Data excerpts

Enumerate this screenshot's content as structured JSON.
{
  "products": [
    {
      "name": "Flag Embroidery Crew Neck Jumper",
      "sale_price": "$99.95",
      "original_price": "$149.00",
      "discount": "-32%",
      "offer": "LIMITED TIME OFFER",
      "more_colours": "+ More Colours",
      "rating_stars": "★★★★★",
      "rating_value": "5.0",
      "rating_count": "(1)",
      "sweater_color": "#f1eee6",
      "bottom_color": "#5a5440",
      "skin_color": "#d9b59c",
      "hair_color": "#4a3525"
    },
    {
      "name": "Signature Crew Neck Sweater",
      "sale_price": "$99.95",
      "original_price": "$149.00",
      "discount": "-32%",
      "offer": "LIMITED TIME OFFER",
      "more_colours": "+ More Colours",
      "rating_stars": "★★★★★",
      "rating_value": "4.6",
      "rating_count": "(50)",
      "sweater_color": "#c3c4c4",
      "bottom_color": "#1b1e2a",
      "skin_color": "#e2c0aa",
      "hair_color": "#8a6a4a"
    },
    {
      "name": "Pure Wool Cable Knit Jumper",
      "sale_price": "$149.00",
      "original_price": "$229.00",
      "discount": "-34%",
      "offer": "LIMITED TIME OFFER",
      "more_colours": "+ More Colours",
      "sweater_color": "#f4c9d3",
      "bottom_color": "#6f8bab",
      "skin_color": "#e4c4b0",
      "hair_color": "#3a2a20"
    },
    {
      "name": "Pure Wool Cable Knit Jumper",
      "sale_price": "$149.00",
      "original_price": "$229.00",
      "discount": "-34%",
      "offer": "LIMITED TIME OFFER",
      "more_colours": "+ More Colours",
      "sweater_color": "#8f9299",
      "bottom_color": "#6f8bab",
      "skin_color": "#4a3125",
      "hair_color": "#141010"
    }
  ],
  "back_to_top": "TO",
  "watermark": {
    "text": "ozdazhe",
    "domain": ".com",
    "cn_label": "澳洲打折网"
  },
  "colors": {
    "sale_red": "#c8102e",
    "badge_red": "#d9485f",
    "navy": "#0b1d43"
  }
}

Exercise task: Using the material above, print every entry exactly as written.

Result:
Enumerate this screenshot's content as structured JSON.
{
  "products": [
    {
      "name": "Flag Embroidery Crew Neck Jumper",
      "sale_price": "$99.95",
      "original_price": "$149.00",
      "discount": "-32%",
      "offer": "LIMITED TIME OFFER",
      "more_colours": "+ More Colours",
      "rating_stars": "★★★★★",
      "rating_value": "5.0",
      "rating_count": "(1)",
      "sweater_color": "#f1eee6",
      "bottom_color": "#5a5440",
      "skin_color": "#d9b59c",
      "hair_color": "#4a3525"
    },
    {
      "name": "Signature Crew Neck Sweater",
      "sale_price": "$99.95",
      "original_price": "$149.00",
      "discount": "-32%",
      "offer": "LIMITED TIME OFFER",
      "more_colours": "+ More Colours",
      "rating_stars": "★★★★★",
      "rating_value": "4.6",
      "rating_count": "(50)",
      "sweater_color": "#c3c4c4",
      "bottom_color": "#1b1e2a",
      "skin_color": "#e2c0aa",
      "hair_color": "#8a6a4a"
    },
    {
      "name": "Pure Wool Cable Knit Jumper",
      "sale_price": "$149.00",
      "original_price": "$229.00",
      "discount": "-34%",
      "offer": "LIMITED TIME OFFER",
      "more_colours": "+ More Colours",
      "sweater_color": "#f4c9d3",
      "bottom_color": "#6f8bab",
      "skin_color": "#e4c4b0",
      "hair_color": "#3a2a20"
    },
    {
      "name": "Pure Wool Cable Knit Jumper",
      "sale_price": "$149.00",
      "original_price": "$229.00",
      "discount": "-34%",
      "offer": "LIMITED TIME OFFER",
      "more_colours": "+ More Colours",
      "sweater_color": "#8f9299",
      "bottom_color": "#6f8bab",
      "skin_color": "#4a3125",
      "hair_color": "#141010"
    }
  ],
  "back_to_top": "TO",
  "watermark": {
    "text": "ozdazhe",
    "domain": ".com",
    "cn_label": "澳洲打折网"
  },
  "colors": {
    "sale_red": "#c8102e",
    "badge_red": "#d9485f",
    "navy": "#0b1d43"
  }
}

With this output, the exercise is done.